WORK TO BE COMPLETED: Extract each line from the rows below that contains the word "Blue". Letter case matters.

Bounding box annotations
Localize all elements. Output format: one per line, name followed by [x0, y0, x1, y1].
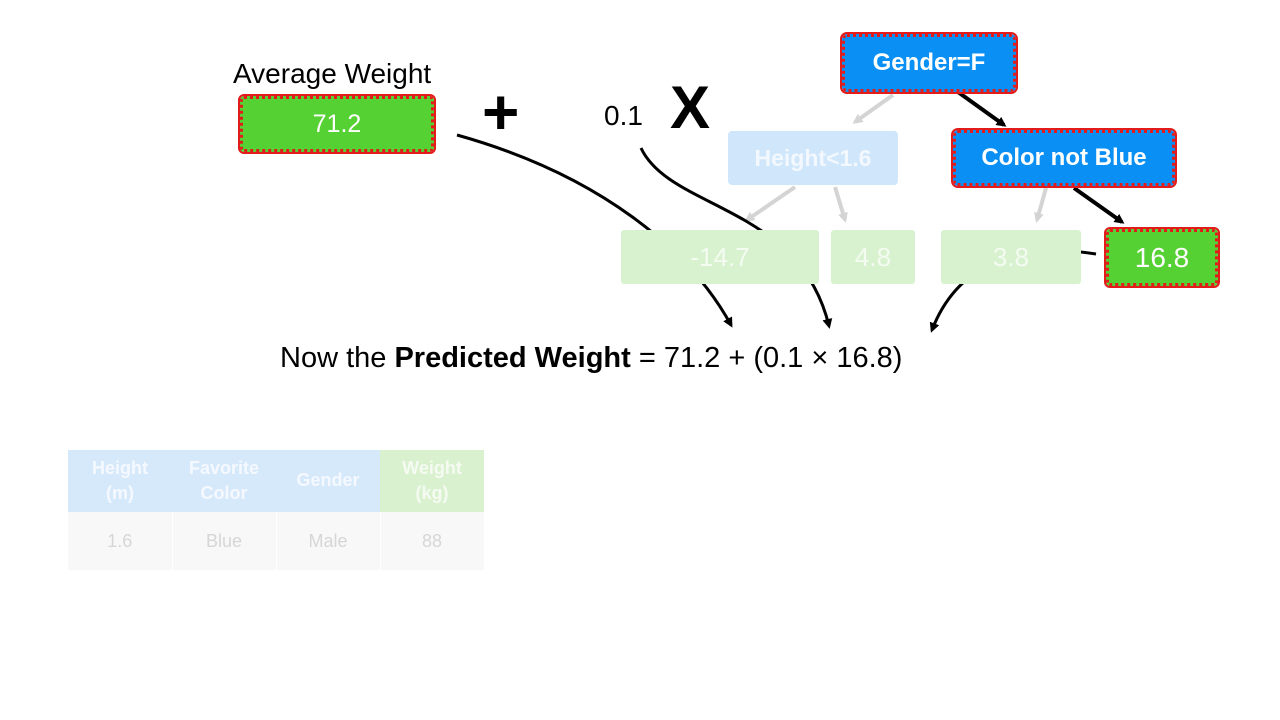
- data-table: Height (m) Favorite Color Gender Weight (kg…: [68, 450, 485, 570]
- arrow-average-to-equation: [456, 133, 733, 328]
- average-weight-label: Average Weight: [233, 58, 432, 89]
- prediction-equation: Now the Predicted Weight = 71.2 + (0.1 ×…: [280, 342, 902, 375]
- table-cell: 1.6: [68, 512, 173, 570]
- edge-root-left: [852, 93, 895, 124]
- table-header-color: Favorite Color: [172, 450, 276, 512]
- table-cell: Male: [276, 512, 381, 570]
- edge-left-leaf2: [833, 186, 848, 223]
- tree-leaf-3: 3.8: [941, 230, 1081, 284]
- tree-leaf-4: 16.8: [1104, 227, 1220, 288]
- tree-left-node: Height<1.6: [728, 131, 898, 185]
- edge-root-right: [956, 90, 1007, 127]
- header-line: (kg): [415, 483, 449, 503]
- multiply-sign: X: [670, 74, 711, 141]
- header-line: (m): [106, 483, 134, 503]
- edge-left-leaf1: [744, 185, 797, 222]
- edge-right-leaf4: [1072, 186, 1125, 224]
- header-line: Height: [92, 457, 148, 478]
- header-line: Gender: [296, 470, 360, 491]
- table-header-height: Height (m): [68, 450, 172, 512]
- edge-right-leaf3: [1034, 187, 1048, 223]
- header-line: Favorite: [188, 457, 260, 478]
- table-cell: 88: [380, 512, 485, 570]
- equation-prefix: Now the: [280, 342, 395, 374]
- table-row: 1.6 Blue Male 88: [68, 512, 485, 570]
- arrow-rate-to-equation: [639, 147, 833, 329]
- tree-right-node: Color not Blue: [951, 128, 1177, 188]
- plus-sign: +: [482, 76, 520, 148]
- table-header-row: Height (m) Favorite Color Gender Weight (kg…: [68, 450, 484, 512]
- table-cell: Blue: [172, 512, 277, 570]
- header-line: Color: [200, 483, 248, 503]
- equation-suffix: = 71.2 + (0.1 × 16.8): [630, 342, 903, 374]
- tree-root-node: Gender=F: [840, 32, 1018, 94]
- equation-bold-term: Predicted Weight: [394, 342, 631, 374]
- tree-leaf-2: 4.8: [831, 230, 915, 284]
- header-line: Weight: [402, 457, 462, 478]
- table-header-gender: Gender: [276, 450, 380, 512]
- tree-leaf-1: -14.7: [621, 230, 819, 284]
- table-header-weight: Weight (kg): [380, 450, 484, 512]
- learning-rate: 0.1: [604, 100, 643, 131]
- average-weight-box: 71.2: [238, 94, 436, 154]
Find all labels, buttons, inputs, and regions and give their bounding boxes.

CORRECT ANSWER:
- table-row: 1.6 Blue Male 88: [68, 512, 485, 570]
- tree-right-node: Color not Blue: [951, 128, 1177, 188]
- table-cell: Blue: [172, 512, 277, 570]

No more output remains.